Reproduce the entries word for word, and omit any picture you find in them.

* Start Records for the task *

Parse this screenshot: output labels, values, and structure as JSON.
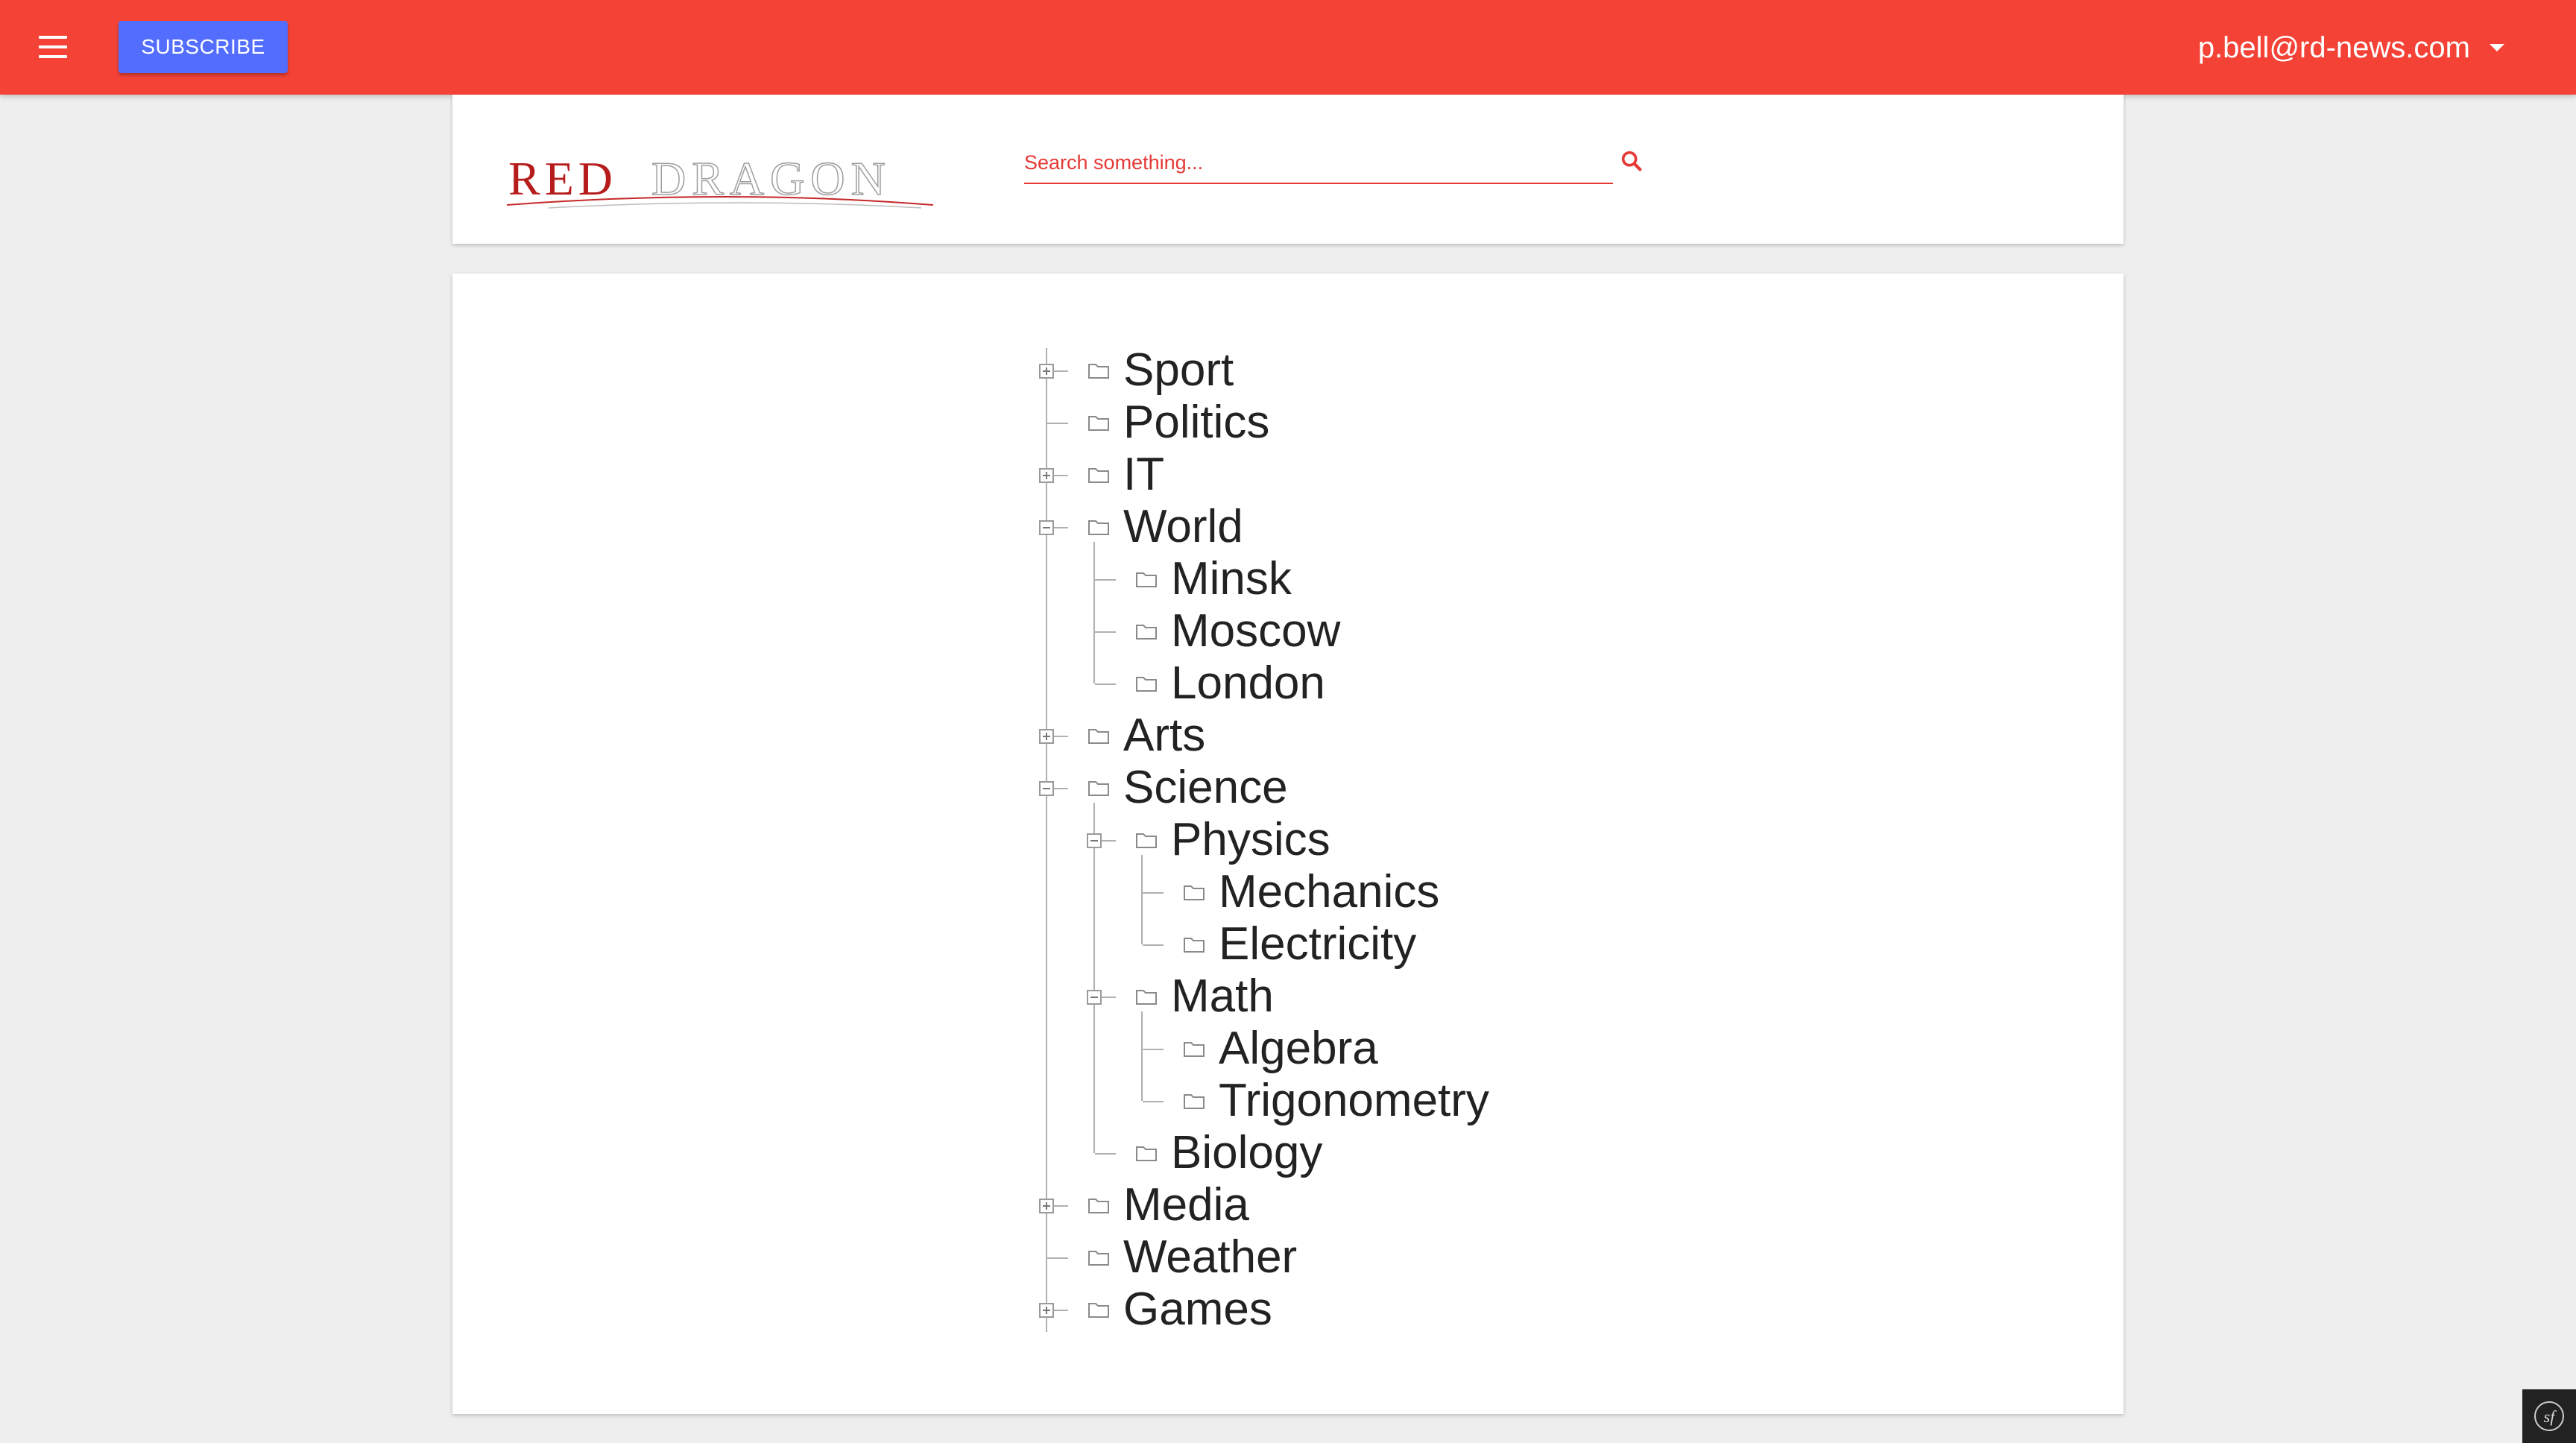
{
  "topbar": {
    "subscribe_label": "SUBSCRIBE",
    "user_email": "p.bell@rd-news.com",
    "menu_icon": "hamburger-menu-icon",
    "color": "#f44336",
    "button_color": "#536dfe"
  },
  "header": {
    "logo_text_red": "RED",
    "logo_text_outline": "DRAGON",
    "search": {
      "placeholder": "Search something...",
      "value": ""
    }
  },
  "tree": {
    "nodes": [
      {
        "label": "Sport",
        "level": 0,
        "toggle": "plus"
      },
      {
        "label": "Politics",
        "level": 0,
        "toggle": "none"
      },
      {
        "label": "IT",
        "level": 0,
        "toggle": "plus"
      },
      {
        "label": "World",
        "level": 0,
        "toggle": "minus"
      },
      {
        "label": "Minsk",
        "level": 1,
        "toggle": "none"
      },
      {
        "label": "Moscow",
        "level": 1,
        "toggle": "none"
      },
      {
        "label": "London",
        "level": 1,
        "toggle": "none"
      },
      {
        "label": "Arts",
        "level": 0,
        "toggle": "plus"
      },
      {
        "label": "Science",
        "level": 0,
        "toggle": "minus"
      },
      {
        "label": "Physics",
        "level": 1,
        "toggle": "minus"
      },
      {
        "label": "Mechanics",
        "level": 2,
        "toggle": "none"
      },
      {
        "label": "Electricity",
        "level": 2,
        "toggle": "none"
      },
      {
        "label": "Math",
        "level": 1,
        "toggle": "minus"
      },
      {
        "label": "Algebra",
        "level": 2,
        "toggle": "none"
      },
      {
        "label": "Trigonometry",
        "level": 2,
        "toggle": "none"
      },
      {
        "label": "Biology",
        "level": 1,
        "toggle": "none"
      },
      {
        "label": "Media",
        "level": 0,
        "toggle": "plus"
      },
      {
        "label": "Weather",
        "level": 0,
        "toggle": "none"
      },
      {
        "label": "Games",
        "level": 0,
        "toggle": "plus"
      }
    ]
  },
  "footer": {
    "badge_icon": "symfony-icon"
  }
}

* End Records for the task *

■ Result of the exercise:
Parse this screenshot: output labels, values, and structure as JSON.
{
  "topbar": {
    "subscribe_label": "SUBSCRIBE",
    "user_email": "p.bell@rd-news.com",
    "menu_icon": "hamburger-menu-icon",
    "color": "#f44336",
    "button_color": "#536dfe"
  },
  "header": {
    "logo_text_red": "RED",
    "logo_text_outline": "DRAGON",
    "search": {
      "placeholder": "Search something...",
      "value": ""
    }
  },
  "tree": {
    "nodes": [
      {
        "label": "Sport",
        "level": 0,
        "toggle": "plus"
      },
      {
        "label": "Politics",
        "level": 0,
        "toggle": "none"
      },
      {
        "label": "IT",
        "level": 0,
        "toggle": "plus"
      },
      {
        "label": "World",
        "level": 0,
        "toggle": "minus"
      },
      {
        "label": "Minsk",
        "level": 1,
        "toggle": "none"
      },
      {
        "label": "Moscow",
        "level": 1,
        "toggle": "none"
      },
      {
        "label": "London",
        "level": 1,
        "toggle": "none"
      },
      {
        "label": "Arts",
        "level": 0,
        "toggle": "plus"
      },
      {
        "label": "Science",
        "level": 0,
        "toggle": "minus"
      },
      {
        "label": "Physics",
        "level": 1,
        "toggle": "minus"
      },
      {
        "label": "Mechanics",
        "level": 2,
        "toggle": "none"
      },
      {
        "label": "Electricity",
        "level": 2,
        "toggle": "none"
      },
      {
        "label": "Math",
        "level": 1,
        "toggle": "minus"
      },
      {
        "label": "Algebra",
        "level": 2,
        "toggle": "none"
      },
      {
        "label": "Trigonometry",
        "level": 2,
        "toggle": "none"
      },
      {
        "label": "Biology",
        "level": 1,
        "toggle": "none"
      },
      {
        "label": "Media",
        "level": 0,
        "toggle": "plus"
      },
      {
        "label": "Weather",
        "level": 0,
        "toggle": "none"
      },
      {
        "label": "Games",
        "level": 0,
        "toggle": "plus"
      }
    ]
  },
  "footer": {
    "badge_icon": "symfony-icon"
  }
}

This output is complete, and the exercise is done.